Task directions
From the entries below, list each line with "stronie".
— Start of Record excerpts —
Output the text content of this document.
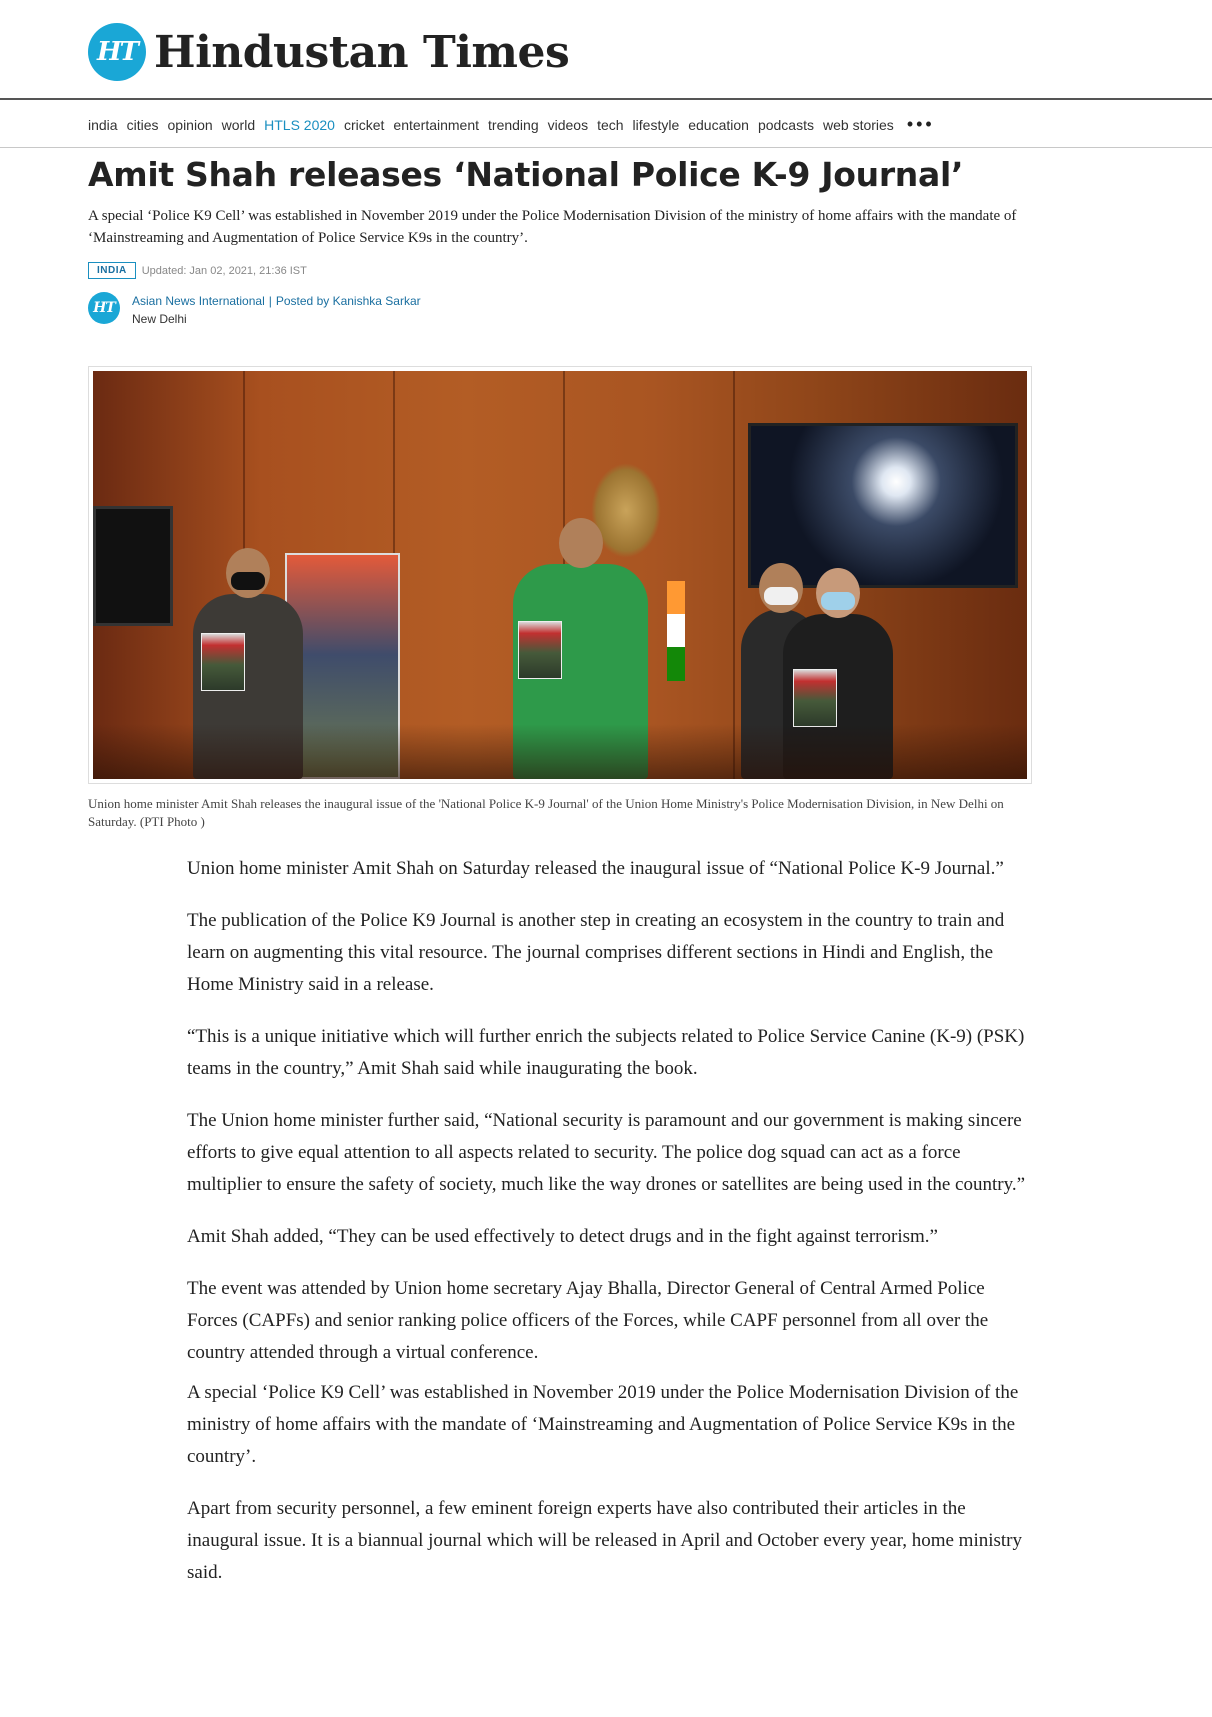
HT Hindustan Times
india cities opinion world HTLS 2020 cricket entertainment trending videos tech lifestyle education podcasts web stories •••
Amit Shah releases ‘National Police K-9 Journal’

A special ‘Police K9 Cell’ was established in November 2019 under the Police Modernisation Division of the ministry of home affairs with the mandate of ‘Mainstreaming and Augmentation of Police Service K9s in the country’.

INDIA	Updated: Jan 02, 2021, 21:36 IST
HT	Asian News International | Posted by Kanishka Sarkar
New Delhi
Union home minister Amit Shah releases the inaugural issue of the 'National Police K-9 Journal' of the Union Home Ministry's Police Modernisation Division, in New Delhi on Saturday. (PTI Photo )

Union home minister Amit Shah on Saturday released the inaugural issue of “National Police K-9 Journal.”

The publication of the Police K9 Journal is another step in creating an ecosystem in the country to train and learn on augmenting this vital resource. The journal comprises different sections in Hindi and English, the Home Ministry said in a release.

“This is a unique initiative which will further enrich the subjects related to Police Service Canine (K-9) (PSK) teams in the country,” Amit Shah said while inaugurating the book.

The Union home minister further said, “National security is paramount and our government is making sincere efforts to give equal attention to all aspects related to security. The police dog squad can act as a force multiplier to ensure the safety of society, much like the way drones or satellites are being used in the country.”

Amit Shah added, “They can be used effectively to detect drugs and in the fight against terrorism.”

The event was attended by Union home secretary Ajay Bhalla, Director General of Central Armed Police Forces (CAPFs) and senior ranking police officers of the Forces, while CAPF personnel from all over the country attended through a virtual conference.

A special ‘Police K9 Cell’ was established in November 2019 under the Police Modernisation Division of the ministry of home affairs with the mandate of ‘Mainstreaming and Augmentation of Police Service K9s in the country’.

Apart from security personnel, a few eminent foreign experts have also contributed their articles in the inaugural issue. It is a biannual journal which will be released in April and October every year, home ministry said.
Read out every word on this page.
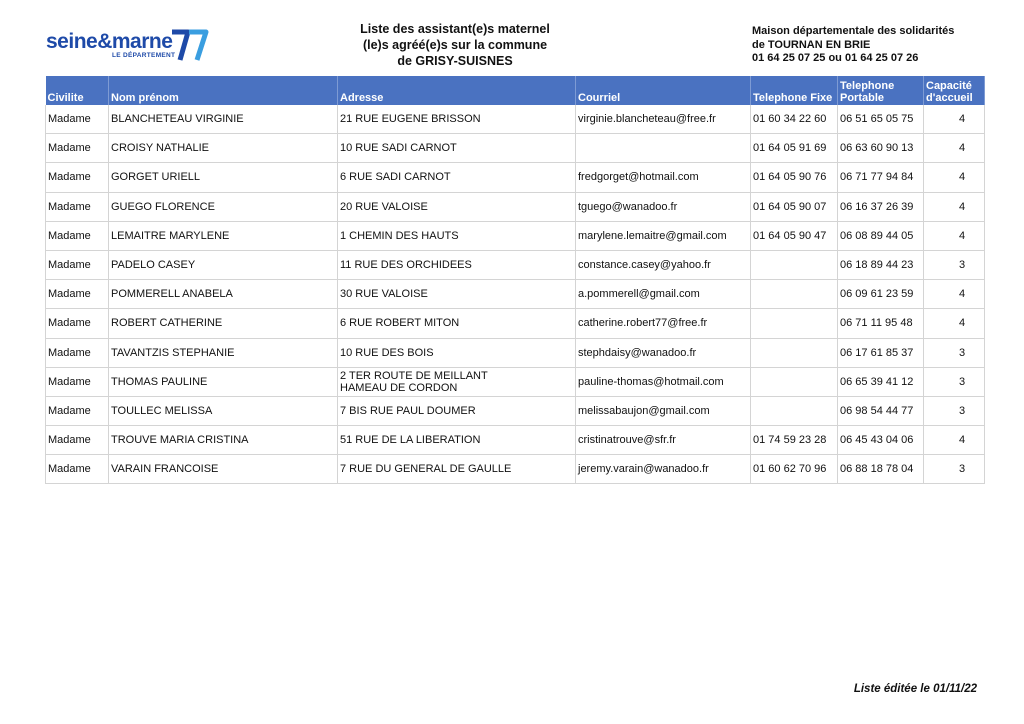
seine&marne
LE DÉPARTEMENT
Liste des assistant(e)s maternel
(le)s agréé(e)s sur la commune
de GRISY-SUISNES
Maison départementale des solidarités
de TOURNAN EN BRIE
01 64 25 07 25 ou 01 64 25 07 26
Civilite	Nom prénom	Adresse	Courriel	Telephone Fixe	Telephone Portable	Capacité d'accueil
Madame	BLANCHETEAU VIRGINIE	21 RUE EUGENE BRISSON	virginie.blancheteau@free.fr	01 60 34 22 60	06 51 65 05 75	4
Madame	CROISY NATHALIE	10 RUE SADI CARNOT		01 64 05 91 69	06 63 60 90 13	4
Madame	GORGET URIELL	6 RUE SADI CARNOT	fredgorget@hotmail.com	01 64 05 90 76	06 71 77 94 84	4
Madame	GUEGO FLORENCE	20 RUE VALOISE	tguego@wanadoo.fr	01 64 05 90 07	06 16 37 26 39	4
Madame	LEMAITRE MARYLENE	1 CHEMIN DES HAUTS	marylene.lemaitre@gmail.com	01 64 05 90 47	06 08 89 44 05	4
Madame	PADELO CASEY	11 RUE DES ORCHIDEES	constance.casey@yahoo.fr		06 18 89 44 23	3
Madame	POMMERELL ANABELA	30 RUE VALOISE	a.pommerell@gmail.com		06 09 61 23 59	4
Madame	ROBERT CATHERINE	6 RUE ROBERT MITON	catherine.robert77@free.fr		06 71 11 95 48	4
Madame	TAVANTZIS STEPHANIE	10 RUE DES BOIS	stephdaisy@wanadoo.fr		06 17 61 85 37	3
Madame	THOMAS PAULINE	2 TER ROUTE DE MEILLANT
HAMEAU DE CORDON	pauline-thomas@hotmail.com		06 65 39 41 12	3
Madame	TOULLEC MELISSA	7 BIS RUE PAUL DOUMER	melissabaujon@gmail.com		06 98 54 44 77	3
Madame	TROUVE MARIA CRISTINA	51 RUE DE LA LIBERATION	cristinatrouve@sfr.fr	01 74 59 23 28	06 45 43 04 06	4
Madame	VARAIN FRANCOISE	7 RUE DU GENERAL DE GAULLE	jeremy.varain@wanadoo.fr	01 60 62 70 96	06 88 18 78 04	3
Liste éditée le 01/11/22
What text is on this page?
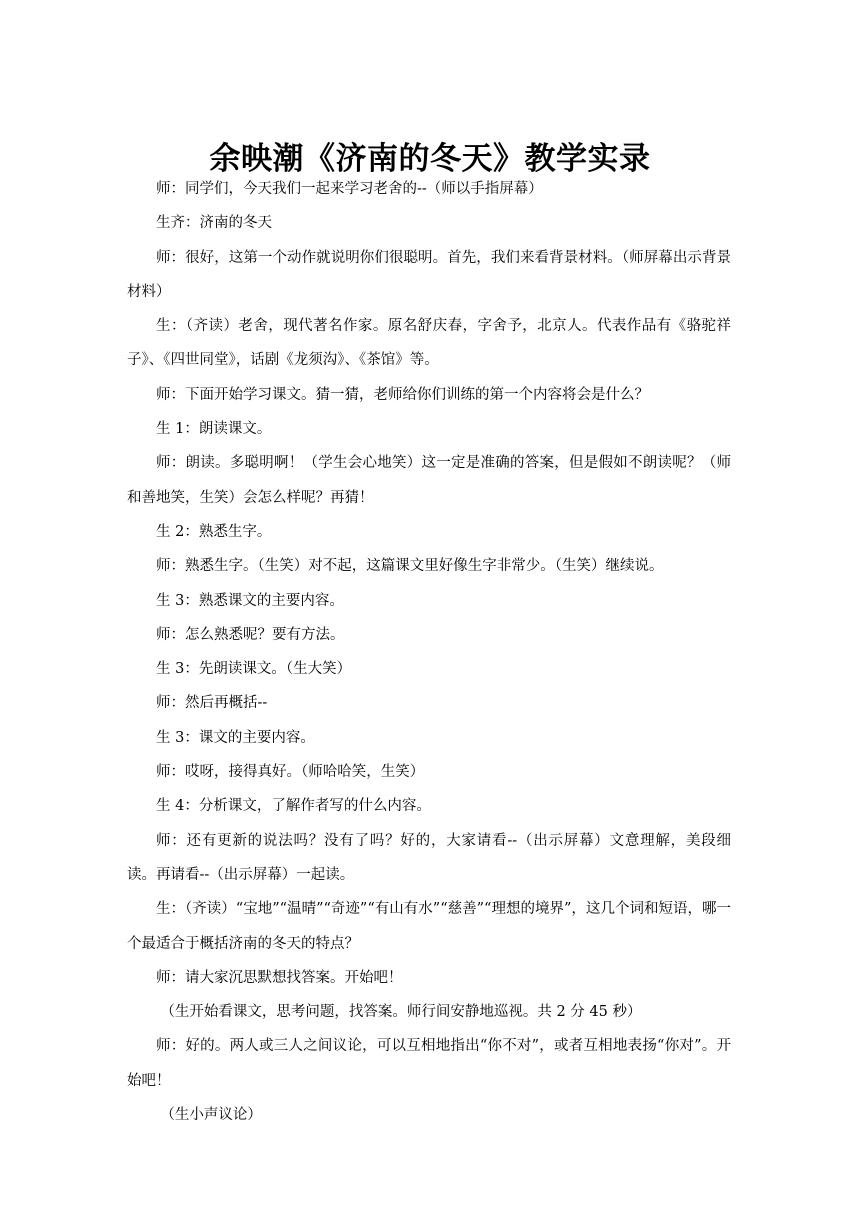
余映潮《济南的冬天》教学实录

师：同学们，今天我们一起来学习老舍的--（师以手指屏幕）

生齐：济南的冬天

师：很好，这第一个动作就说明你们很聪明。首先，我们来看背景材料。（师屏幕出示背景材料）

生：（齐读）老舍，现代著名作家。原名舒庆春，字舍予，北京人。代表作品有《骆驼祥子》、《四世同堂》，话剧《龙须沟》、《茶馆》等。

师：下面开始学习课文。猜一猜，老师给你们训练的第一个内容将会是什么？

生 1：朗读课文。

师：朗读。多聪明啊！（学生会心地笑）这一定是准确的答案，但是假如不朗读呢？（师和善地笑，生笑）会怎么样呢？再猜！

生 2：熟悉生字。

师：熟悉生字。（生笑）对不起，这篇课文里好像生字非常少。（生笑）继续说。

生 3：熟悉课文的主要内容。

师：怎么熟悉呢？要有方法。

生 3：先朗读课文。（生大笑）

师：然后再概括--

生 3：课文的主要内容。

师：哎呀，接得真好。（师哈哈笑，生笑）

生 4：分析课文，了解作者写的什么内容。

师：还有更新的说法吗？没有了吗？好的，大家请看--（出示屏幕）文意理解，美段细读。再请看--（出示屏幕）一起读。

生：（齐读）“宝地”“温晴”“奇迹”“有山有水”“慈善”“理想的境界”，这几个词和短语，哪一个最适合于概括济南的冬天的特点？

师：请大家沉思默想找答案。开始吧！

（生开始看课文，思考问题，找答案。师行间安静地巡视。共 2 分 45 秒）

师：好的。两人或三人之间议论，可以互相地指出“你不对”，或者互相地表扬“你对”。开始吧！

（生小声议论）
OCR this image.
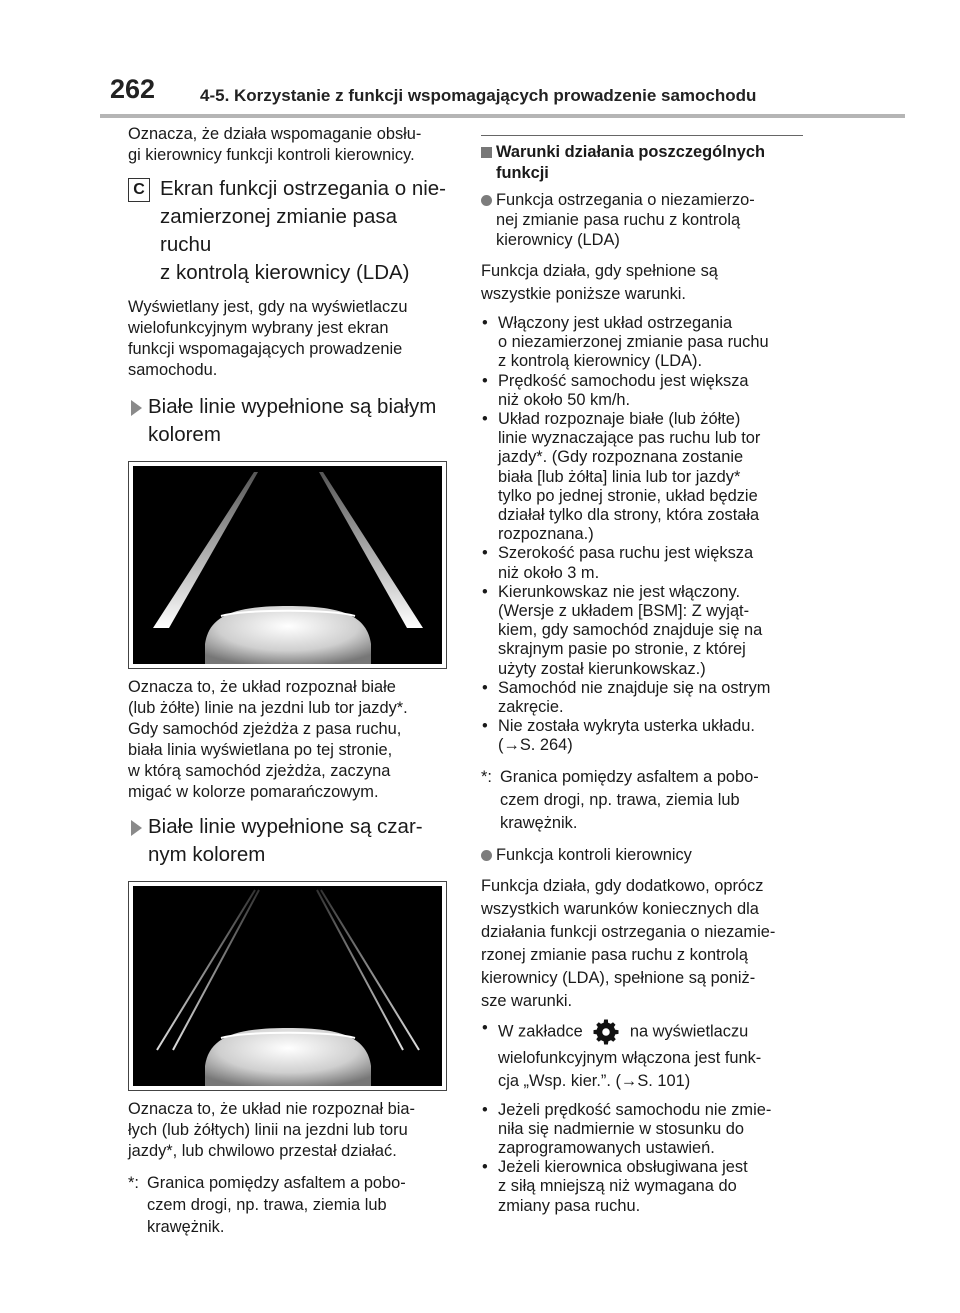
262	4-5. Korzystanie z funkcji wspomagających prowadzenie samochodu

Oznacza, że działa wspomaganie obsłu-
gi kierownicy funkcji kontroli kierownicy.

C Ekran funkcji ostrzegania o nie-
zamierzonej zmianie pasa ruchu
z kontrolą kierownicy (LDA)

Wyświetlany jest, gdy na wyświetlaczu
wielofunkcyjnym wybrany jest ekran
funkcji wspomagających prowadzenie
samochodu.

Białe linie wypełnione są białym
kolorem

Oznacza to, że układ rozpoznał białe
(lub żółte) linie na jezdni lub tor jazdy*.
Gdy samochód zjeżdża z pasa ruchu,
biała linia wyświetlana po tej stronie,
w którą samochód zjeżdża, zaczyna
migać w kolorze pomarańczowym.

Białe linie wypełnione są czar-
nym kolorem

Oznacza to, że układ nie rozpoznał bia-
łych (lub żółtych) linii na jezdni lub toru
jazdy*, lub chwilowo przestał działać.

*: Granica pomiędzy asfaltem a pobo-
czem drogi, np. trawa, ziemia lub
krawężnik.
Warunki działania poszczególnych
funkcji
Funkcja ostrzegania o niezamierzo-
nej zmianie pasa ruchu z kontrolą
kierownicy (LDA)

Funkcja działa, gdy spełnione są
wszystkie poniższe warunki.

• Włączony jest układ ostrzegania
o niezamierzonej zmianie pasa ruchu
z kontrolą kierownicy (LDA).
• Prędkość samochodu jest większa
niż około 50 km/h.
• Układ rozpoznaje białe (lub żółte)
linie wyznaczające pas ruchu lub tor
jazdy*. (Gdy rozpoznana zostanie
biała [lub żółta] linia lub tor jazdy*
tylko po jednej stronie, układ będzie
działał tylko dla strony, która została
rozpoznana.)
• Szerokość pasa ruchu jest większa
niż około 3 m.
• Kierunkowskaz nie jest włączony.
(Wersje z układem [BSM]: Z wyjąt-
kiem, gdy samochód znajduje się na
skrajnym pasie po stronie, z której
użyty został kierunkowskaz.)
• Samochód nie znajduje się na ostrym
zakręcie.
• Nie została wykryta usterka układu.
(→S. 264)
*: Granica pomiędzy asfaltem a pobo-
czem drogi, np. trawa, ziemia lub
krawężnik.
Funkcja kontroli kierownicy

Funkcja działa, gdy dodatkowo, oprócz
wszystkich warunków koniecznych dla
działania funkcji ostrzegania o niezamie-
rzonej zmianie pasa ruchu z kontrolą
kierownicy (LDA), spełnione są poniż-
sze warunki.

• W zakładce	na wyświetlaczu
wielofunkcyjnym włączona jest funk-
cja „Wsp. kier.”. (→S. 101)
• Jeżeli prędkość samochodu nie zmie-
niła się nadmiernie w stosunku do
zaprogramowanych ustawień.
• Jeżeli kierownica obsługiwana jest
z siłą mniejszą niż wymagana do
zmiany pasa ruchu.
— End of Record excerpts —
The solution
biała linia wyświetlana po tej stronie,
tylko po jednej stronie, układ będzie
skrajnym pasie po stronie, z której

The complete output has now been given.